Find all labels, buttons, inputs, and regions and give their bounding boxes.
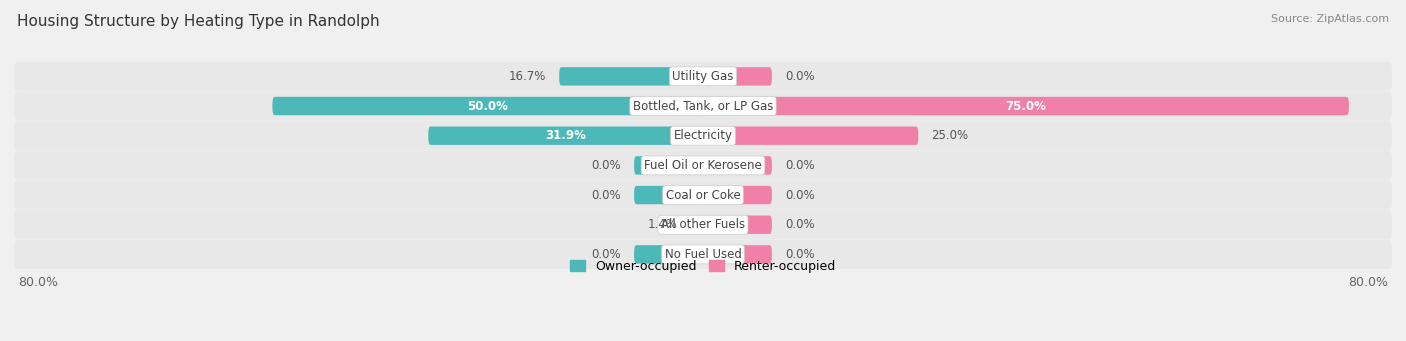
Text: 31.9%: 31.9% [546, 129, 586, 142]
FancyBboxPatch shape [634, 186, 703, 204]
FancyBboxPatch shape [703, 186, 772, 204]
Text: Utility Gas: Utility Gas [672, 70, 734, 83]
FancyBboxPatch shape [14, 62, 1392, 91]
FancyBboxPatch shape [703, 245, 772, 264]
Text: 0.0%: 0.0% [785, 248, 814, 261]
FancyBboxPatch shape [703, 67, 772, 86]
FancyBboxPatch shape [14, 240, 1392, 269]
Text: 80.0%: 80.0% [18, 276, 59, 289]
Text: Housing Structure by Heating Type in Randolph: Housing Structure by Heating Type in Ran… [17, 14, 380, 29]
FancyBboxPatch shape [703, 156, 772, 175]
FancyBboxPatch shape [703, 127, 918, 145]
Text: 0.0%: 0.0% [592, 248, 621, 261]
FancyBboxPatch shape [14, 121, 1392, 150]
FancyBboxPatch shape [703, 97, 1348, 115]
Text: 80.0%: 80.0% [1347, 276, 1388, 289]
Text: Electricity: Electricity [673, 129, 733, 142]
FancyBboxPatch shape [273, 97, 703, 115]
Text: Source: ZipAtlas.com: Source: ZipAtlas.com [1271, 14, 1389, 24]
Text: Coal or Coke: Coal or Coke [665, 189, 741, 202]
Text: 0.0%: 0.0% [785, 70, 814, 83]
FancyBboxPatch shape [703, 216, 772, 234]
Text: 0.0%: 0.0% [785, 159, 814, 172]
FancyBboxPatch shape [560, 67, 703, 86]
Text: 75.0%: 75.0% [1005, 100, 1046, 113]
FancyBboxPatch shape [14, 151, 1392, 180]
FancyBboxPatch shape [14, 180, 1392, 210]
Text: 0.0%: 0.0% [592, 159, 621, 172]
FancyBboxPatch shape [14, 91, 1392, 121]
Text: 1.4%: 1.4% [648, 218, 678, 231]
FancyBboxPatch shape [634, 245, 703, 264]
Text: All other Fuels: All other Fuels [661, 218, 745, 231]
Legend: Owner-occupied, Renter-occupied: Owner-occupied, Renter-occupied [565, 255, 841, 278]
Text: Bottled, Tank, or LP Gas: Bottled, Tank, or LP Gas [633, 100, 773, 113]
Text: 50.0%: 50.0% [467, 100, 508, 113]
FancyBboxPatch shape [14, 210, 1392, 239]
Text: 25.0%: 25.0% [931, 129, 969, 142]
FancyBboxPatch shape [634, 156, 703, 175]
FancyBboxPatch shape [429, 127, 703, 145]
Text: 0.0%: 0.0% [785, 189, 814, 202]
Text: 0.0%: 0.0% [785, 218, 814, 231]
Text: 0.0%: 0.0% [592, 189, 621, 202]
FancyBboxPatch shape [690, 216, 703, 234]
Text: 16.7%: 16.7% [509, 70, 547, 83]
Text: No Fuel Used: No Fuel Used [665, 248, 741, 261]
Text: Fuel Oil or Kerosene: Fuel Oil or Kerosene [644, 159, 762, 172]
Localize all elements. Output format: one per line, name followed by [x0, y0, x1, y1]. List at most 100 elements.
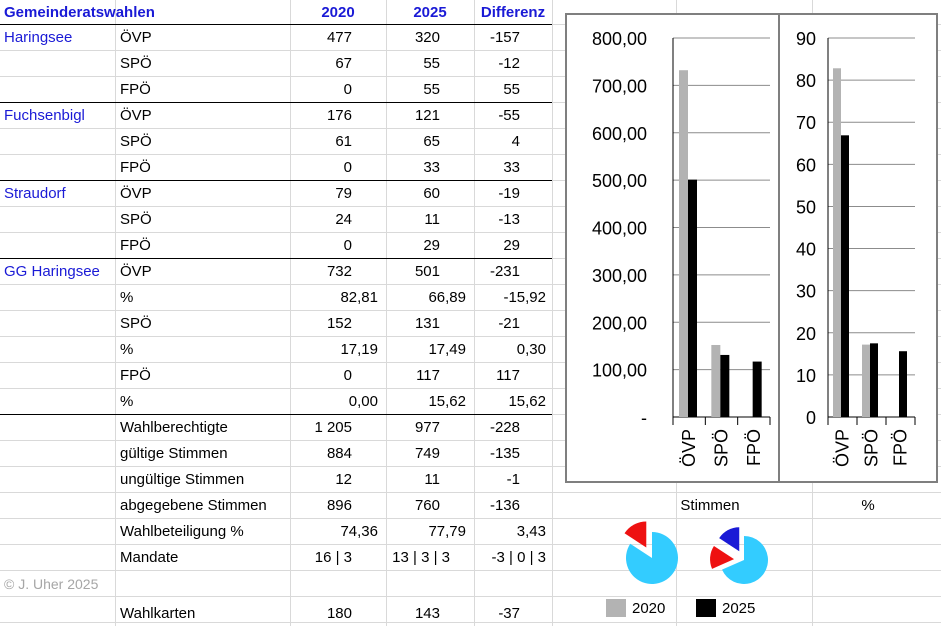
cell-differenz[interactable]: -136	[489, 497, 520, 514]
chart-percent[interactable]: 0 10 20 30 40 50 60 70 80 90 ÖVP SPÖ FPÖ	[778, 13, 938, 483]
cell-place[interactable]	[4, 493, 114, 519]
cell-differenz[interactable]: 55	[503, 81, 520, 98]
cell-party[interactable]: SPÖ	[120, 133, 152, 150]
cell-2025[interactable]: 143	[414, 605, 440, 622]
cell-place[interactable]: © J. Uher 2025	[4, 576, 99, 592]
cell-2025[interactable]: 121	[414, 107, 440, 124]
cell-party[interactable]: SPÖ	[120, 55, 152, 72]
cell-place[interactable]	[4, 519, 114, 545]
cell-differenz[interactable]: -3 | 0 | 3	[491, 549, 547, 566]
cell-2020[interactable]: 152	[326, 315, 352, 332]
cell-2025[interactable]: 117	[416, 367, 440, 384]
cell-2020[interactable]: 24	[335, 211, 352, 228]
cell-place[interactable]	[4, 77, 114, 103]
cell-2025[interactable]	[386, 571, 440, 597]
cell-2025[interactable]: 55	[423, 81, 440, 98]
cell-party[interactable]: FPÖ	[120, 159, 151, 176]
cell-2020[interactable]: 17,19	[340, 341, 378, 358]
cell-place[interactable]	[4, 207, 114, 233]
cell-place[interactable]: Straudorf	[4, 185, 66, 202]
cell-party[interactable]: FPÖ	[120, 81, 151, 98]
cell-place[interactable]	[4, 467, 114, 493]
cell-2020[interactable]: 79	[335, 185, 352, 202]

————

** Problem to work on **
Reproduce the listing above verbatim, every line in its original order, leaving out the picture placeholders.

** Solution **
Find all labels, buttons, inputs, and regions and give their bounding boxes.
Text: 31.9%: 31.9% [546, 129, 586, 142]
FancyBboxPatch shape [634, 186, 703, 204]
FancyBboxPatch shape [703, 186, 772, 204]
Text: Utility Gas: Utility Gas [672, 70, 734, 83]
FancyBboxPatch shape [14, 62, 1392, 91]
FancyBboxPatch shape [703, 245, 772, 264]
Text: 0.0%: 0.0% [785, 248, 814, 261]
FancyBboxPatch shape [703, 67, 772, 86]
FancyBboxPatch shape [14, 240, 1392, 269]
Text: 80.0%: 80.0% [18, 276, 59, 289]
Text: Housing Structure by Heating Type in Randolph: Housing Structure by Heating Type in Ran… [17, 14, 380, 29]
FancyBboxPatch shape [703, 156, 772, 175]
FancyBboxPatch shape [703, 127, 918, 145]
Text: 0.0%: 0.0% [592, 248, 621, 261]
FancyBboxPatch shape [14, 121, 1392, 150]
FancyBboxPatch shape [703, 97, 1348, 115]
Text: 80.0%: 80.0% [1347, 276, 1388, 289]
Text: Electricity: Electricity [673, 129, 733, 142]
FancyBboxPatch shape [273, 97, 703, 115]
Text: Source: ZipAtlas.com: Source: ZipAtlas.com [1271, 14, 1389, 24]
Text: Coal or Coke: Coal or Coke [665, 189, 741, 202]
Text: 0.0%: 0.0% [785, 70, 814, 83]
FancyBboxPatch shape [703, 216, 772, 234]
Text: 0.0%: 0.0% [785, 159, 814, 172]
FancyBboxPatch shape [560, 67, 703, 86]
Text: 75.0%: 75.0% [1005, 100, 1046, 113]
FancyBboxPatch shape [14, 151, 1392, 180]
FancyBboxPatch shape [14, 180, 1392, 210]
Text: 0.0%: 0.0% [592, 159, 621, 172]
FancyBboxPatch shape [14, 91, 1392, 121]
Text: 1.4%: 1.4% [648, 218, 678, 231]
FancyBboxPatch shape [634, 245, 703, 264]
Text: All other Fuels: All other Fuels [661, 218, 745, 231]
Legend: Owner-occupied, Renter-occupied: Owner-occupied, Renter-occupied [565, 255, 841, 278]
Text: Bottled, Tank, or LP Gas: Bottled, Tank, or LP Gas [633, 100, 773, 113]
Text: 50.0%: 50.0% [467, 100, 508, 113]
FancyBboxPatch shape [14, 210, 1392, 239]
Text: 25.0%: 25.0% [931, 129, 969, 142]
FancyBboxPatch shape [634, 156, 703, 175]
FancyBboxPatch shape [429, 127, 703, 145]
Text: 0.0%: 0.0% [785, 189, 814, 202]
Text: 0.0%: 0.0% [785, 218, 814, 231]
Text: 0.0%: 0.0% [592, 189, 621, 202]
FancyBboxPatch shape [690, 216, 703, 234]
Text: 16.7%: 16.7% [509, 70, 547, 83]
Text: No Fuel Used: No Fuel Used [665, 248, 741, 261]
Text: Fuel Oil or Kerosene: Fuel Oil or Kerosene [644, 159, 762, 172]
Localize all elements. Output format: one per line, name followed by [x0, y0, x1, y1]. List at most 100 elements.
cell-differenz[interactable]: -136	[489, 497, 520, 514]
chart-percent[interactable]: 0 10 20 30 40 50 60 70 80 90 ÖVP SPÖ FPÖ	[778, 13, 938, 483]
cell-place[interactable]	[4, 493, 114, 519]
cell-differenz[interactable]: 55	[503, 81, 520, 98]
cell-party[interactable]: SPÖ	[120, 133, 152, 150]
cell-2025[interactable]: 143	[414, 605, 440, 622]
cell-place[interactable]: © J. Uher 2025	[4, 576, 99, 592]
cell-2025[interactable]: 121	[414, 107, 440, 124]
cell-party[interactable]: SPÖ	[120, 55, 152, 72]
cell-place[interactable]	[4, 519, 114, 545]
cell-differenz[interactable]: -3 | 0 | 3	[491, 549, 547, 566]
cell-2020[interactable]: 152	[326, 315, 352, 332]
cell-2025[interactable]: 117	[416, 367, 440, 384]
cell-2020[interactable]: 24	[335, 211, 352, 228]
cell-place[interactable]	[4, 77, 114, 103]
cell-2025[interactable]	[386, 571, 440, 597]
cell-2025[interactable]: 55	[423, 81, 440, 98]
cell-party[interactable]: FPÖ	[120, 159, 151, 176]
cell-2020[interactable]: 17,19	[340, 341, 378, 358]
cell-place[interactable]	[4, 207, 114, 233]
cell-place[interactable]: Straudorf	[4, 185, 66, 202]
cell-party[interactable]: FPÖ	[120, 81, 151, 98]
cell-place[interactable]	[4, 467, 114, 493]
cell-2020[interactable]: 79	[335, 185, 352, 202]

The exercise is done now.